• [WORK INSTRUCTIONS]: All of the data that follows should be retyped exactly, please, except the pictures.

• [EXCERPTED DATA]:
□ □ □

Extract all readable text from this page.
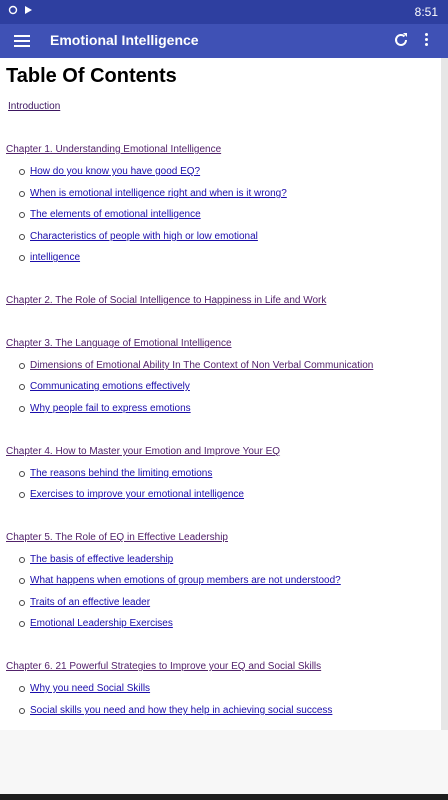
8:51
Emotional Intelligence
Table Of Contents
Introduction
Chapter 1. Understanding Emotional Intelligence
How do you know you have good EQ?
When is emotional intelligence right and when is it wrong?
The elements of emotional intelligence
Characteristics of people with high or low emotional
intelligence
Chapter 2. The Role of Social Intelligence to Happiness in Life and Work
Chapter 3. The Language of Emotional Intelligence
Dimensions of Emotional Ability In The Context of Non Verbal Communication
Communicating emotions effectively
Why people fail to express emotions
Chapter 4. How to Master your Emotion and Improve Your EQ
The reasons behind the limiting emotions
Exercises to improve your emotional intelligence
Chapter 5. The Role of EQ in Effective Leadership
The basis of effective leadership
What happens when emotions of group members are not understood?
Traits of an effective leader
Emotional Leadership Exercises
Chapter 6. 21 Powerful Strategies to Improve your EQ and Social Skills
Why you need Social Skills
Social skills you need and how they help in achieving social success
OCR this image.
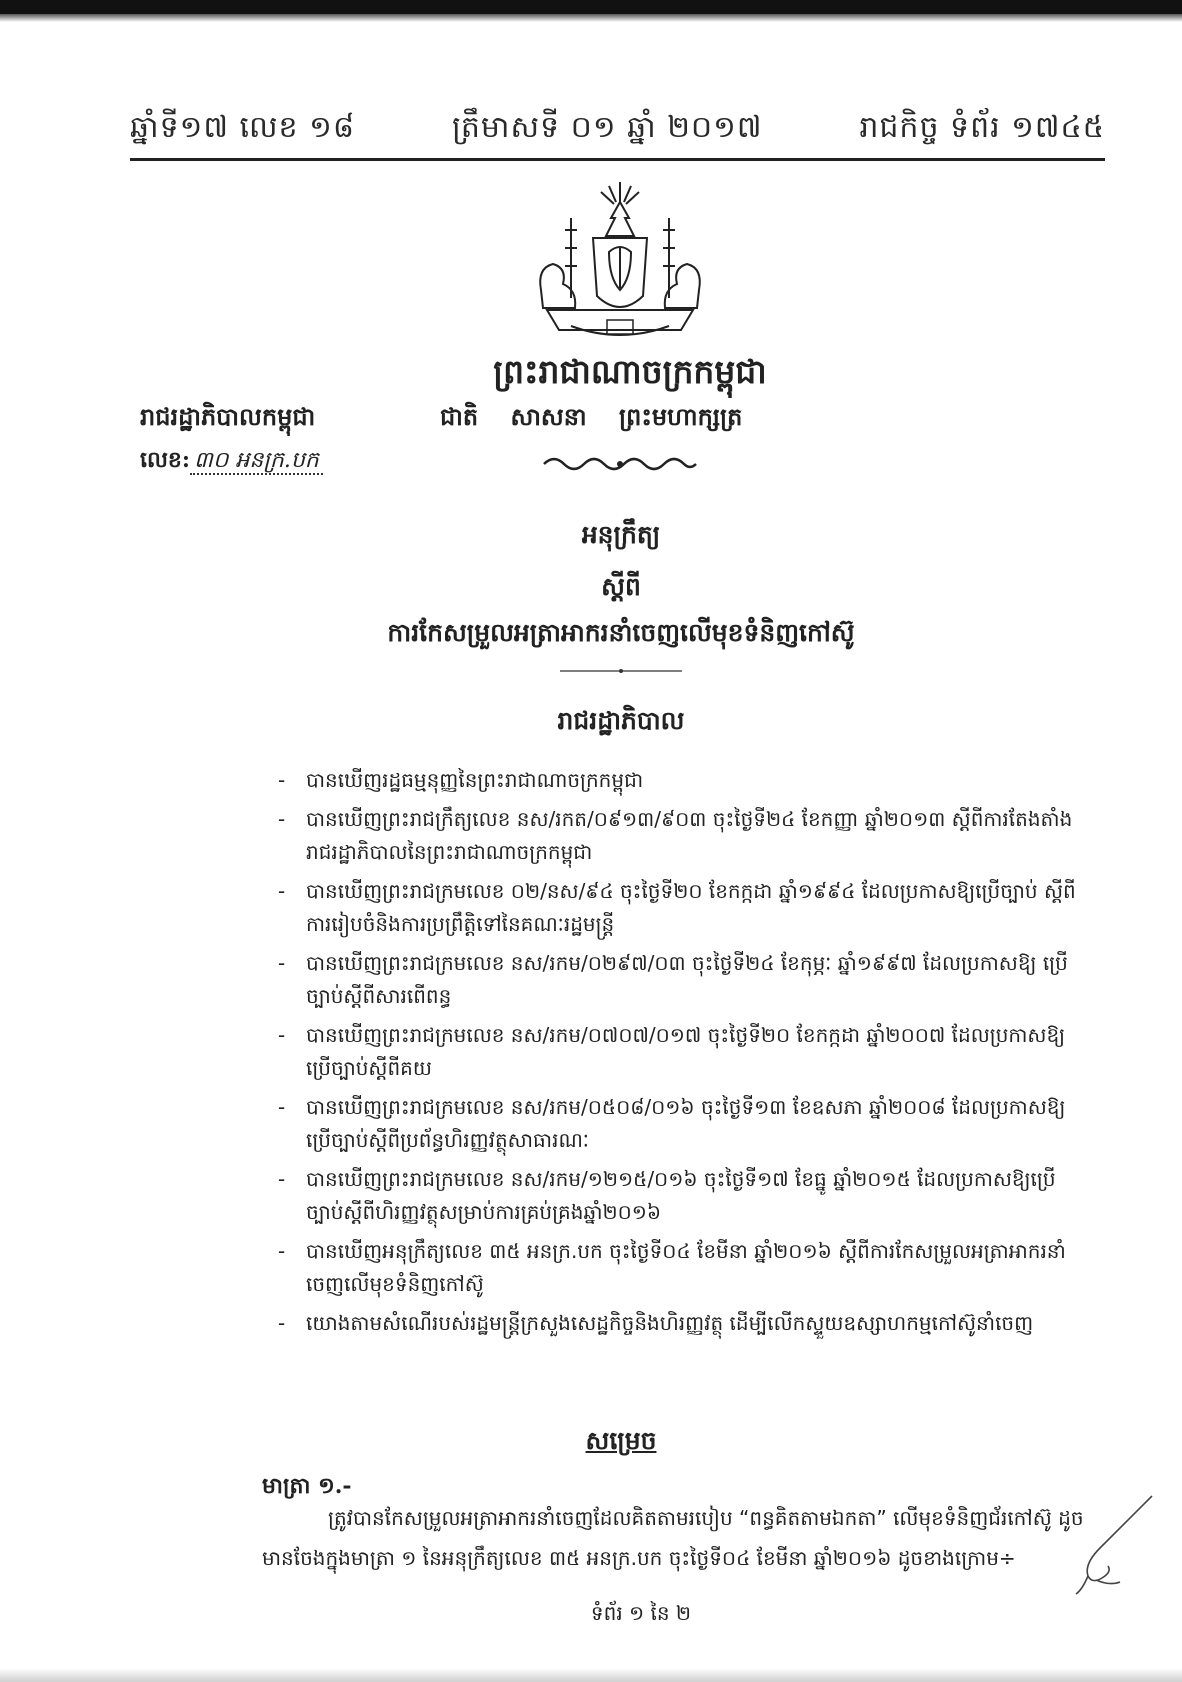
ឆ្នាំទី១៧ លេខ ១៨	ត្រឹមាសទី ០១ ឆ្នាំ ២០១៧	រាជកិច្ច ទំព័រ ១៧៤៥
ព្រះរាជាណាចក្រកម្ពុជា
រាជរដ្ឋាភិបាលកម្ពុជា	ជាតិ សាសនា ព្រះមហាក្សត្រ
លេខ: ៣០ អនក្រ.បក
អនុក្រឹត្យ
ស្តីពី
ការកែសម្រួលអត្រាអាករនាំចេញលើមុខទំនិញកៅស៊ូ
រាជរដ្ឋាភិបាល
- បានឃើញរដ្ឋធម្មនុញ្ញនៃព្រះរាជាណាចក្រកម្ពុជា
- បានឃើញព្រះរាជក្រឹត្យលេខ នស/រកត/០៩១៣/៩០៣ ចុះថ្ងៃទី២៤ ខែកញ្ញា ឆ្នាំ២០១៣ ស្តីពីការតែងតាំង រាជរដ្ឋាភិបាលនៃព្រះរាជាណាចក្រកម្ពុជា
- បានឃើញព្រះរាជក្រមលេខ ០២/នស/៩៤ ចុះថ្ងៃទី២០ ខែកក្កដា ឆ្នាំ១៩៩៤ ដែលប្រកាសឱ្យប្រើច្បាប់ ស្តីពីការរៀបចំនិងការប្រព្រឹត្តិទៅនៃគណៈរដ្ឋមន្ត្រី
- បានឃើញព្រះរាជក្រមលេខ នស/រកម/០២៩៧/០៣ ចុះថ្ងៃទី២៤ ខែកុម្ភៈ ឆ្នាំ១៩៩៧ ដែលប្រកាសឱ្យ ប្រើច្បាប់ស្តីពីសារពើពន្ធ
- បានឃើញព្រះរាជក្រមលេខ នស/រកម/០៧០៧/០១៧ ចុះថ្ងៃទី២០ ខែកក្កដា ឆ្នាំ២០០៧ ដែលប្រកាសឱ្យ ប្រើច្បាប់ស្តីពីគយ
- បានឃើញព្រះរាជក្រមលេខ នស/រកម/០៥០៨/០១៦ ចុះថ្ងៃទី១៣ ខែឧសភា ឆ្នាំ២០០៨ ដែលប្រកាសឱ្យ ប្រើច្បាប់ស្តីពីប្រព័ន្ធហិរញ្ញវត្ថុសាធារណៈ
- បានឃើញព្រះរាជក្រមលេខ នស/រកម/១២១៥/០១៦ ចុះថ្ងៃទី១៧ ខែធ្នូ ឆ្នាំ២០១៥ ដែលប្រកាសឱ្យប្រើ ច្បាប់ស្តីពីហិរញ្ញវត្ថុសម្រាប់ការគ្រប់គ្រងឆ្នាំ២០១៦
- បានឃើញអនុក្រឹត្យលេខ ៣៥ អនក្រ.បក ចុះថ្ងៃទី០៤ ខែមីនា ឆ្នាំ២០១៦ ស្តីពីការកែសម្រួលអត្រាអាករនាំ ចេញលើមុខទំនិញកៅស៊ូ
- យោងតាមសំណើរបស់រដ្ឋមន្ត្រីក្រសួងសេដ្ឋកិច្ចនិងហិរញ្ញវត្ថុ ដើម្បីលើកស្ទួយឧស្សាហកម្មកៅស៊ូនាំចេញ
សម្រេច
មាត្រា ១.-
ត្រូវបានកែសម្រួលអត្រាអាករនាំចេញដែលគិតតាមរបៀប “ពន្ធគិតតាមឯកតា” លើមុខទំនិញជ័រកៅស៊ូ ដូចមានចែងក្នុងមាត្រា ១ នៃអនុក្រឹត្យលេខ ៣៥ អនក្រ.បក ចុះថ្ងៃទី០៤ ខែមីនា ឆ្នាំ២០១៦ ដូចខាងក្រោម÷
ទំព័រ ១ នៃ ២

□ □ □

• [RESPONSE]:
Extract all readable text from this page.
8:51
Emotional Intelligence
Table Of Contents
Introduction
Chapter 1. Understanding Emotional Intelligence
How do you know you have good EQ?
When is emotional intelligence right and when is it wrong?
The elements of emotional intelligence
Characteristics of people with high or low emotional
intelligence
Chapter 2. The Role of Social Intelligence to Happiness in Life and Work
Chapter 3. The Language of Emotional Intelligence
Dimensions of Emotional Ability In The Context of Non Verbal Communication
Communicating emotions effectively
Why people fail to express emotions
Chapter 4. How to Master your Emotion and Improve Your EQ
The reasons behind the limiting emotions
Exercises to improve your emotional intelligence
Chapter 5. The Role of EQ in Effective Leadership
The basis of effective leadership
What happens when emotions of group members are not understood?
Traits of an effective leader
Emotional Leadership Exercises
Chapter 6. 21 Powerful Strategies to Improve your EQ and Social Skills
Why you need Social Skills
Social skills you need and how they help in achieving social success
OCR this image.
ឆ្នាំទី១៧ លេខ ១៨	ត្រឹមាសទី ០១ ឆ្នាំ ២០១៧	រាជកិច្ច ទំព័រ ១៧៤៥
ព្រះរាជាណាចក្រកម្ពុជា
រាជរដ្ឋាភិបាលកម្ពុជា	ជាតិ សាសនា ព្រះមហាក្សត្រ
លេខ: ៣០ អនក្រ.បក
អនុក្រឹត្យ
ស្តីពី
ការកែសម្រួលអត្រាអាករនាំចេញលើមុខទំនិញកៅស៊ូ
រាជរដ្ឋាភិបាល
- បានឃើញរដ្ឋធម្មនុញ្ញនៃព្រះរាជាណាចក្រកម្ពុជា
- បានឃើញព្រះរាជក្រឹត្យលេខ នស/រកត/០៩១៣/៩០៣ ចុះថ្ងៃទី២៤ ខែកញ្ញា ឆ្នាំ២០១៣ ស្តីពីការតែងតាំង រាជរដ្ឋាភិបាលនៃព្រះរាជាណាចក្រកម្ពុជា
- បានឃើញព្រះរាជក្រមលេខ ០២/នស/៩៤ ចុះថ្ងៃទី២០ ខែកក្កដា ឆ្នាំ១៩៩៤ ដែលប្រកាសឱ្យប្រើច្បាប់ ស្តីពីការរៀបចំនិងការប្រព្រឹត្តិទៅនៃគណៈរដ្ឋមន្ត្រី
- បានឃើញព្រះរាជក្រមលេខ នស/រកម/០២៩៧/០៣ ចុះថ្ងៃទី២៤ ខែកុម្ភៈ ឆ្នាំ១៩៩៧ ដែលប្រកាសឱ្យ ប្រើច្បាប់ស្តីពីសារពើពន្ធ
- បានឃើញព្រះរាជក្រមលេខ នស/រកម/០៧០៧/០១៧ ចុះថ្ងៃទី២០ ខែកក្កដា ឆ្នាំ២០០៧ ដែលប្រកាសឱ្យ ប្រើច្បាប់ស្តីពីគយ
- បានឃើញព្រះរាជក្រមលេខ នស/រកម/០៥០៨/០១៦ ចុះថ្ងៃទី១៣ ខែឧសភា ឆ្នាំ២០០៨ ដែលប្រកាសឱ្យ ប្រើច្បាប់ស្តីពីប្រព័ន្ធហិរញ្ញវត្ថុសាធារណៈ
- បានឃើញព្រះរាជក្រមលេខ នស/រកម/១២១៥/០១៦ ចុះថ្ងៃទី១៧ ខែធ្នូ ឆ្នាំ២០១៥ ដែលប្រកាសឱ្យប្រើ ច្បាប់ស្តីពីហិរញ្ញវត្ថុសម្រាប់ការគ្រប់គ្រងឆ្នាំ២០១៦
- បានឃើញអនុក្រឹត្យលេខ ៣៥ អនក្រ.បក ចុះថ្ងៃទី០៤ ខែមីនា ឆ្នាំ២០១៦ ស្តីពីការកែសម្រួលអត្រាអាករនាំ ចេញលើមុខទំនិញកៅស៊ូ
- យោងតាមសំណើរបស់រដ្ឋមន្ត្រីក្រសួងសេដ្ឋកិច្ចនិងហិរញ្ញវត្ថុ ដើម្បីលើកស្ទួយឧស្សាហកម្មកៅស៊ូនាំចេញ
សម្រេច
មាត្រា ១.-
ត្រូវបានកែសម្រួលអត្រាអាករនាំចេញដែលគិតតាមរបៀប “ពន្ធគិតតាមឯកតា” លើមុខទំនិញជ័រកៅស៊ូ ដូចមានចែងក្នុងមាត្រា ១ នៃអនុក្រឹត្យលេខ ៣៥ អនក្រ.បក ចុះថ្ងៃទី០៤ ខែមីនា ឆ្នាំ២០១៦ ដូចខាងក្រោម÷
ទំព័រ ១ នៃ ២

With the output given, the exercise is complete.